======== EXERCISE MATERIALS ========
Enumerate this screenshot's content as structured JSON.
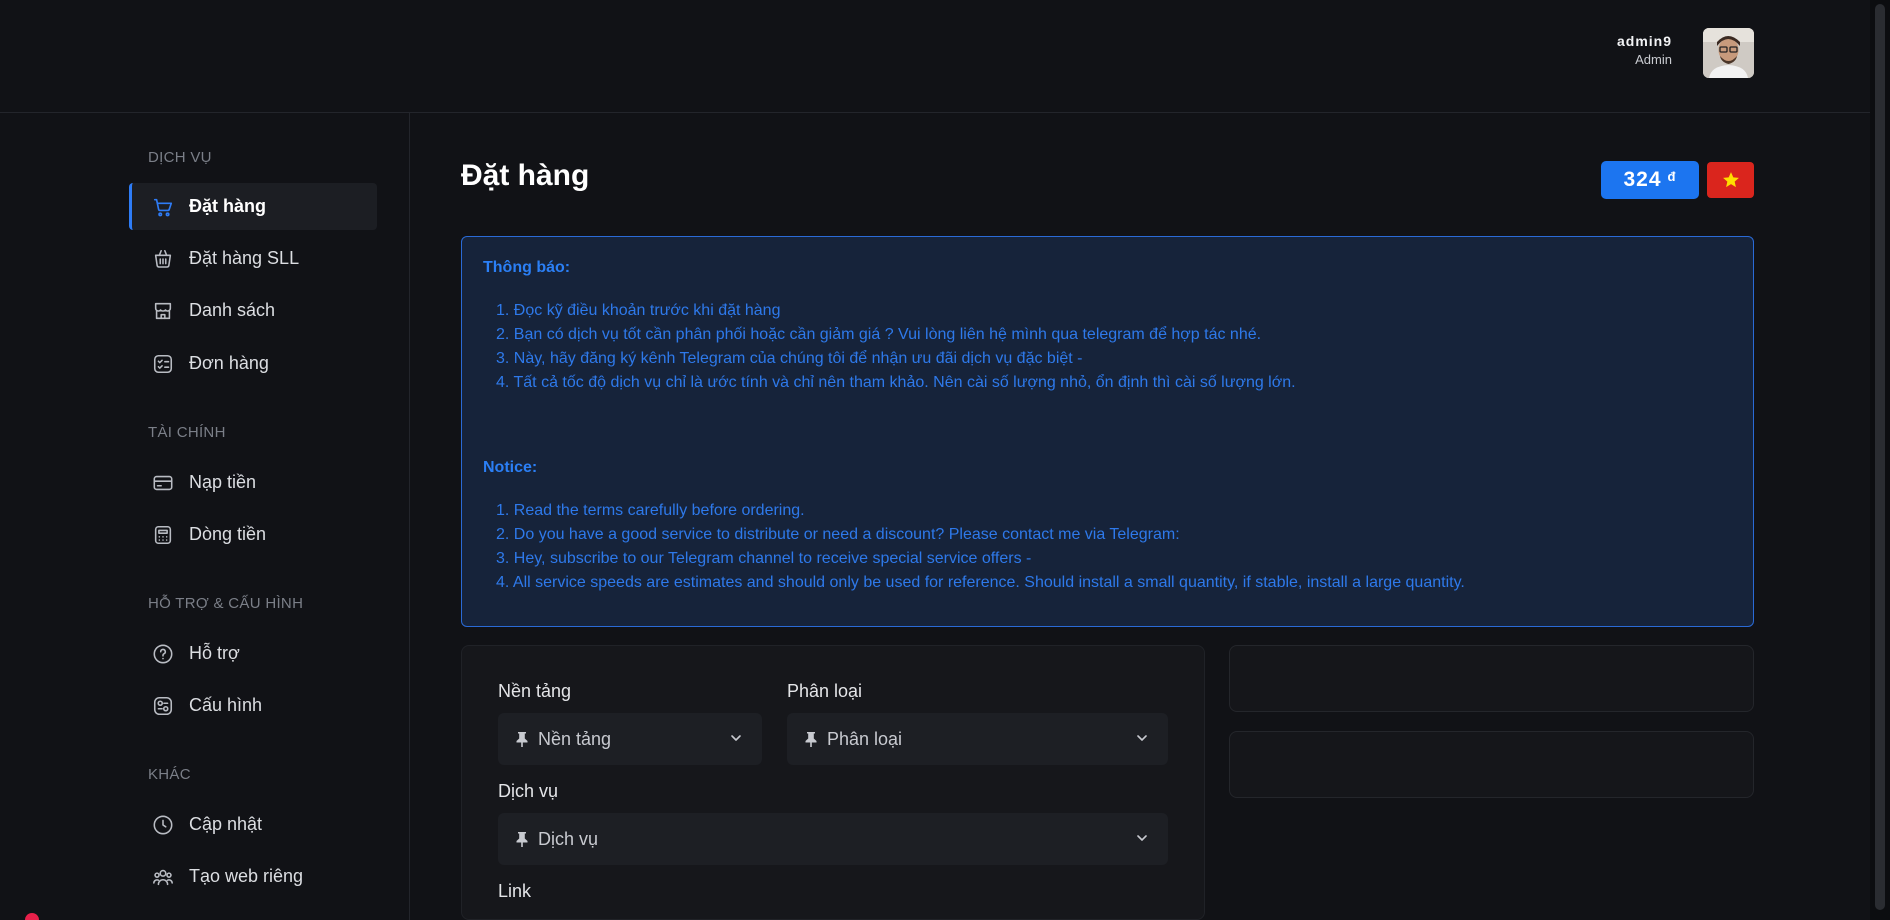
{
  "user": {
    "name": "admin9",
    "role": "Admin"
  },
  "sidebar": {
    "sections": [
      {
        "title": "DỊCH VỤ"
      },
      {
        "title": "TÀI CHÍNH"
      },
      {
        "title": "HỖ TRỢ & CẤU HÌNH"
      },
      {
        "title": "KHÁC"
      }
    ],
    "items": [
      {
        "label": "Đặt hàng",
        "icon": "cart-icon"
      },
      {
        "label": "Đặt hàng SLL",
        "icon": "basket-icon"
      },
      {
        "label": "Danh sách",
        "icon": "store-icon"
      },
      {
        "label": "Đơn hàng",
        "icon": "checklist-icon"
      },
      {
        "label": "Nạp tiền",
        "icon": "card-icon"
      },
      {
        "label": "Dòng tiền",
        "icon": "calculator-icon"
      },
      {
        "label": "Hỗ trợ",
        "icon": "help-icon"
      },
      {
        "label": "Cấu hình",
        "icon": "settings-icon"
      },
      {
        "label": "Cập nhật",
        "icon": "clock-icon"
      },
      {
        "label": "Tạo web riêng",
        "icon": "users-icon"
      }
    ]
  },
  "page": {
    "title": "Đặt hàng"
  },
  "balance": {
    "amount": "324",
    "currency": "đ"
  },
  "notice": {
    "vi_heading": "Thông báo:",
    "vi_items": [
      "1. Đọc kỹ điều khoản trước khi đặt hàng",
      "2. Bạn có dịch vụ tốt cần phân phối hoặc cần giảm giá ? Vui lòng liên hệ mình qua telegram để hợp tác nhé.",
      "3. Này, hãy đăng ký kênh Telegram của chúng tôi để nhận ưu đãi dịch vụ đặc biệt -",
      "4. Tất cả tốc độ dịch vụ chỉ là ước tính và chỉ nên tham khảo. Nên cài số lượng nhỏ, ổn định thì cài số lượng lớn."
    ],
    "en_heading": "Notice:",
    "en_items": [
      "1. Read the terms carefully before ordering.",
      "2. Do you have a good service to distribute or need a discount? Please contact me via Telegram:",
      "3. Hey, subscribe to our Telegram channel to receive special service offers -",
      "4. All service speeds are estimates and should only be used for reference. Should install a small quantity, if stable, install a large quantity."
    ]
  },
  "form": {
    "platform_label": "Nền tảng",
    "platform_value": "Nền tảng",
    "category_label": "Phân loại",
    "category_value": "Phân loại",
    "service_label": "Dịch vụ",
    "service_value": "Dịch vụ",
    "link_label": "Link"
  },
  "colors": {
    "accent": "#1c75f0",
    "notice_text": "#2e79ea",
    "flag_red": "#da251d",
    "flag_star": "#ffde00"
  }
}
========
Copy each line of the records that contains the word "title".

• **FULL OUTPUT**:
        "title": "DỊCH VỤ"
        "title": "TÀI CHÍNH"
        "title": "HỖ TRỢ & CẤU HÌNH"
        "title": "KHÁC"
    "title": "Đặt hàng"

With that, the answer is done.